Reproduce each line of the material below without any changes.

■ ■ ■ ■ ■ ■ ■

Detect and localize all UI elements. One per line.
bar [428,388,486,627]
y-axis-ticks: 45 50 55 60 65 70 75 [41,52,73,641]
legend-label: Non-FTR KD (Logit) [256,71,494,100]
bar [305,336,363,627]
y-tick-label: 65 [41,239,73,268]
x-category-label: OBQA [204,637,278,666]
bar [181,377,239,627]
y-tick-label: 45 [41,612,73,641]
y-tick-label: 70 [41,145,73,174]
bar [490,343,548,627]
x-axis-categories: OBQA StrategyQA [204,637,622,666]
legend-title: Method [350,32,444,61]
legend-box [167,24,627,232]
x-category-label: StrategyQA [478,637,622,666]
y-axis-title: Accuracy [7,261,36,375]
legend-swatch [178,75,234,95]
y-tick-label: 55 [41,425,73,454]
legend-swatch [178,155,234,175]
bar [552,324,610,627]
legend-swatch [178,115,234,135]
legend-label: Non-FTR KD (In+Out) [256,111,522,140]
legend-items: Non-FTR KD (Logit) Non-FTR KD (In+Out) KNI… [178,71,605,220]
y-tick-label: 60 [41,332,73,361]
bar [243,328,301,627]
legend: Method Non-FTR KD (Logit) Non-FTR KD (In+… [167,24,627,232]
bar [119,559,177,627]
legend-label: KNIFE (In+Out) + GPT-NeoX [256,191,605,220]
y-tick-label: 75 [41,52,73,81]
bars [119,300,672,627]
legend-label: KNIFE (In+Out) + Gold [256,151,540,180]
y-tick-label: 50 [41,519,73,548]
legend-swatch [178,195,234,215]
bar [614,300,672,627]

■ ■ ■ ■ ■ ■ ■

= Solution =
Detect and localize all UI elements. One per line.
bar [428,388,486,627]
y-axis-ticks: 45 50 55 60 65 70 75 [41,52,73,641]
legend-label: Non-FTR KD (Logit) [256,71,494,100]
bar [305,336,363,627]
y-tick-label: 65 [41,239,73,268]
x-category-label: OBQA [204,637,278,666]
bar [181,377,239,627]
y-tick-label: 45 [41,612,73,641]
y-tick-label: 70 [41,145,73,174]
bar [490,343,548,627]
x-axis-categories: OBQA StrategyQA [204,637,622,666]
legend-title: Method [350,32,444,61]
legend-box [167,24,627,232]
x-category-label: StrategyQA [478,637,622,666]
y-axis-title: Accuracy [7,261,36,375]
legend-swatch [178,75,234,95]
y-tick-label: 55 [41,425,73,454]
legend-swatch [178,155,234,175]
bar [552,324,610,627]
legend-swatch [178,115,234,135]
legend-label: Non-FTR KD (In+Out) [256,111,522,140]
legend-items: Non-FTR KD (Logit) Non-FTR KD (In+Out) KNI… [178,71,605,220]
y-tick-label: 60 [41,332,73,361]
bar [243,328,301,627]
legend: Method Non-FTR KD (Logit) Non-FTR KD (In+… [167,24,627,232]
bar [119,559,177,627]
legend-label: KNIFE (In+Out) + GPT-NeoX [256,191,605,220]
y-tick-label: 75 [41,52,73,81]
bars [119,300,672,627]
legend-label: KNIFE (In+Out) + Gold [256,151,540,180]
y-tick-label: 50 [41,519,73,548]
legend-swatch [178,195,234,215]
bar [614,300,672,627]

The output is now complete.